### [Aim]
Write each line exactly, from the line that holds "Parse this screenshot: output" through the final line of the material, and no other line.

BEGIN Information provided

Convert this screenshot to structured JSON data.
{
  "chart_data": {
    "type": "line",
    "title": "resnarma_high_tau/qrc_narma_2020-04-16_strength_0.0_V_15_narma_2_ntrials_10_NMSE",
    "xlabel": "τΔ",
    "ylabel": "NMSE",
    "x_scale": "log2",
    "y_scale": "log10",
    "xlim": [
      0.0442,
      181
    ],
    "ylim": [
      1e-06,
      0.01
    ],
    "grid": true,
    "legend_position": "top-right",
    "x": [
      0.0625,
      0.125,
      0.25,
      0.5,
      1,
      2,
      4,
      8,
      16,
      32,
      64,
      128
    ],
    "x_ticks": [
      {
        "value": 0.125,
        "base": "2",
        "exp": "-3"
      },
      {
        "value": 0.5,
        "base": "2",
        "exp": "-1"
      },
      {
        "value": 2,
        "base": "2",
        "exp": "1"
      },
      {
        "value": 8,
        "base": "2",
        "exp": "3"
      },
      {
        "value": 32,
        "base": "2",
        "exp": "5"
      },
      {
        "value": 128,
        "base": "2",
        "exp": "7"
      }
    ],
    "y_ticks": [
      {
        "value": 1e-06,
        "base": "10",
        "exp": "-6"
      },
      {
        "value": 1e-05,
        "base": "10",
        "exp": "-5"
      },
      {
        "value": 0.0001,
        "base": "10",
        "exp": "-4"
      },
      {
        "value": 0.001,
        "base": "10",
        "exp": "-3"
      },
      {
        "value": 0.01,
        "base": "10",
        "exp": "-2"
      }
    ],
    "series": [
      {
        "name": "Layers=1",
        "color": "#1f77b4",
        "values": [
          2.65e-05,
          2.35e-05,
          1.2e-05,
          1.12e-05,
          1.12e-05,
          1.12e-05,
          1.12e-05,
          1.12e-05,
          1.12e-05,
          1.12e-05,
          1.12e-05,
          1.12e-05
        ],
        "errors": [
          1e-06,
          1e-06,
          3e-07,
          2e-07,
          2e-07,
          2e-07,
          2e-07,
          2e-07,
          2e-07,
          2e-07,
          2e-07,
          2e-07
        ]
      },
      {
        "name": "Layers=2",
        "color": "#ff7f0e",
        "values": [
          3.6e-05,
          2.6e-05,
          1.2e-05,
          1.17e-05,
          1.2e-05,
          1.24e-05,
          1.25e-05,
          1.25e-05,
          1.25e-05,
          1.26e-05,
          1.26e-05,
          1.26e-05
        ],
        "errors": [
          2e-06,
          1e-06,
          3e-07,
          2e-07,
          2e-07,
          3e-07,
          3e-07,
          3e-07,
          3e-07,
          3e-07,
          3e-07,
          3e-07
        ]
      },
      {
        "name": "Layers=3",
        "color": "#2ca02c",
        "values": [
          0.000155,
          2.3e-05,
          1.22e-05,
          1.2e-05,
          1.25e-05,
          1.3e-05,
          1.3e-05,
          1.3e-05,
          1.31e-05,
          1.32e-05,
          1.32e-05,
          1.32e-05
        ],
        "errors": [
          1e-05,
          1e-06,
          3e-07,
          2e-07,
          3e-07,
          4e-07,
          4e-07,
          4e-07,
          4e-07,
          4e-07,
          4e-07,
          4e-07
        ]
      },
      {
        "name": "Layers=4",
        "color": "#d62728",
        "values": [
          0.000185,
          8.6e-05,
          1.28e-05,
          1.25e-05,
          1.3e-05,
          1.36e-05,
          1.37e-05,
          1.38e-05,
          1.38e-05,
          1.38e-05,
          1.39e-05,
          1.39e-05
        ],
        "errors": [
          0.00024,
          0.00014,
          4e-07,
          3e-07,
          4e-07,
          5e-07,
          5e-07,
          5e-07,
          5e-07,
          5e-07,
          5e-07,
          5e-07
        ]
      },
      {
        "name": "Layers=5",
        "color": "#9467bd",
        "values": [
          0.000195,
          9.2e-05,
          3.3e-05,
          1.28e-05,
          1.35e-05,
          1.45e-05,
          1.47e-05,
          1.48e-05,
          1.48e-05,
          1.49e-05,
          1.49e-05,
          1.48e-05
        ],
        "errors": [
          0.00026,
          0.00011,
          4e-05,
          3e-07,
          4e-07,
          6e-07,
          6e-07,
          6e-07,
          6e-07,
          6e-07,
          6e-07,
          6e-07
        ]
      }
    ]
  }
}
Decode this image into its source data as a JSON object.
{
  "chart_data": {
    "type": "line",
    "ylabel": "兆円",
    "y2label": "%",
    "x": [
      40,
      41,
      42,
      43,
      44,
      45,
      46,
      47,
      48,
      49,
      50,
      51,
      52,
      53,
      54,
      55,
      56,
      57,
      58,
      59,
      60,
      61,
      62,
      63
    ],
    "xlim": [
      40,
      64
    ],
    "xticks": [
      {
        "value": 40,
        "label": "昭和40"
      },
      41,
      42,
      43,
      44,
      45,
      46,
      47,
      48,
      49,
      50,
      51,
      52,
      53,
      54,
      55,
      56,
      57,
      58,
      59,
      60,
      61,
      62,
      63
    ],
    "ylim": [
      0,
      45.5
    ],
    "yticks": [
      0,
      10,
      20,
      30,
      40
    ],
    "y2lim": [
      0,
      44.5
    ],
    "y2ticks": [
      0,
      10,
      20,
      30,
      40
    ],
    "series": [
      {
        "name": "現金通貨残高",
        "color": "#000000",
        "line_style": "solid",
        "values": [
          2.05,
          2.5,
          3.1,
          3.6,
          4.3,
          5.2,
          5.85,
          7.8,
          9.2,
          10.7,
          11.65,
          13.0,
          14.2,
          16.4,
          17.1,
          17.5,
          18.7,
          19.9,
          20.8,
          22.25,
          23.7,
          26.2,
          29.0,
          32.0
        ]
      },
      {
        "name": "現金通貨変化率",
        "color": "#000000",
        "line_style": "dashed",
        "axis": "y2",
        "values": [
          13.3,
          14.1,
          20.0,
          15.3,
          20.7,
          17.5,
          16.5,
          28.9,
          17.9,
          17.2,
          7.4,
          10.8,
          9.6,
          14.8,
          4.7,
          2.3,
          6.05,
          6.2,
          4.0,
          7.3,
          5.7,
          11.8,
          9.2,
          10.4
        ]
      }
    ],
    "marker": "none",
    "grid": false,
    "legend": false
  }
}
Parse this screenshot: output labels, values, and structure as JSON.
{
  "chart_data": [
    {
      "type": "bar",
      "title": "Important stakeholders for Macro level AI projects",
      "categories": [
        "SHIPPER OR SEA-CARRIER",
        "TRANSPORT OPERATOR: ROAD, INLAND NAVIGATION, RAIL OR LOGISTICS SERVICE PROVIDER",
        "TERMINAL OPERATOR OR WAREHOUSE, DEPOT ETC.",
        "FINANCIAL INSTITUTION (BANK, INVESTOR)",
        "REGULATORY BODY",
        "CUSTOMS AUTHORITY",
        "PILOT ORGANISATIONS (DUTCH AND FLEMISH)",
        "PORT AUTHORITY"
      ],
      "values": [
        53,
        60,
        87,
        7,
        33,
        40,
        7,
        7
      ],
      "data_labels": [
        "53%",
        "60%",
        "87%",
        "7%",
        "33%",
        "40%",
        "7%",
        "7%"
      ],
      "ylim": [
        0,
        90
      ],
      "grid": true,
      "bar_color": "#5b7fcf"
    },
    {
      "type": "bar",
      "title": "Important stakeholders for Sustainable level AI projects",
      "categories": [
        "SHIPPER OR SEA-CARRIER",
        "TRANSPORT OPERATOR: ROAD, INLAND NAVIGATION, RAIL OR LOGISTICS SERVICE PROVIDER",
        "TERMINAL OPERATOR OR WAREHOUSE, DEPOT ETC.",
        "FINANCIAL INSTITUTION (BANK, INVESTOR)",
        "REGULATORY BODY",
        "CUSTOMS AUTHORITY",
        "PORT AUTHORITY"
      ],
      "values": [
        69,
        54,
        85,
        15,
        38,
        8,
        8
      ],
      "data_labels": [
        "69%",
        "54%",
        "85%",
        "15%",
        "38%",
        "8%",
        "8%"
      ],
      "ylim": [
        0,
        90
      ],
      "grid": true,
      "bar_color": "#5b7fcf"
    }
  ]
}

END Information provided

### [Worked solution]
Parse this screenshot: output labels, values, and structure as JSON.
{
  "chart_data": [
    {
      "type": "bar",
      "title": "Important stakeholders for Macro level AI projects",
      "categories": [
        "SHIPPER OR SEA-CARRIER",
        "TRANSPORT OPERATOR: ROAD, INLAND NAVIGATION, RAIL OR LOGISTICS SERVICE PROVIDER",
        "TERMINAL OPERATOR OR WAREHOUSE, DEPOT ETC.",
        "FINANCIAL INSTITUTION (BANK, INVESTOR)",
        "REGULATORY BODY",
        "CUSTOMS AUTHORITY",
        "PILOT ORGANISATIONS (DUTCH AND FLEMISH)",
        "PORT AUTHORITY"
      ],
      "values": [
        53,
        60,
        87,
        7,
        33,
        40,
        7,
        7
      ],
      "data_labels": [
        "53%",
        "60%",
        "87%",
        "7%",
        "33%",
        "40%",
        "7%",
        "7%"
      ],
      "ylim": [
        0,
        90
      ],
      "grid": true,
      "bar_color": "#5b7fcf"
    },
    {
      "type": "bar",
      "title": "Important stakeholders for Sustainable level AI projects",
      "categories": [
        "SHIPPER OR SEA-CARRIER",
        "TRANSPORT OPERATOR: ROAD, INLAND NAVIGATION, RAIL OR LOGISTICS SERVICE PROVIDER",
        "TERMINAL OPERATOR OR WAREHOUSE, DEPOT ETC.",
        "FINANCIAL INSTITUTION (BANK, INVESTOR)",
        "REGULATORY BODY",
        "CUSTOMS AUTHORITY",
        "PORT AUTHORITY"
      ],
      "values": [
        69,
        54,
        85,
        15,
        38,
        8,
        8
      ],
      "data_labels": [
        "69%",
        "54%",
        "85%",
        "15%",
        "38%",
        "8%",
        "8%"
      ],
      "ylim": [
        0,
        90
      ],
      "grid": true,
      "bar_color": "#5b7fcf"
    }
  ]
}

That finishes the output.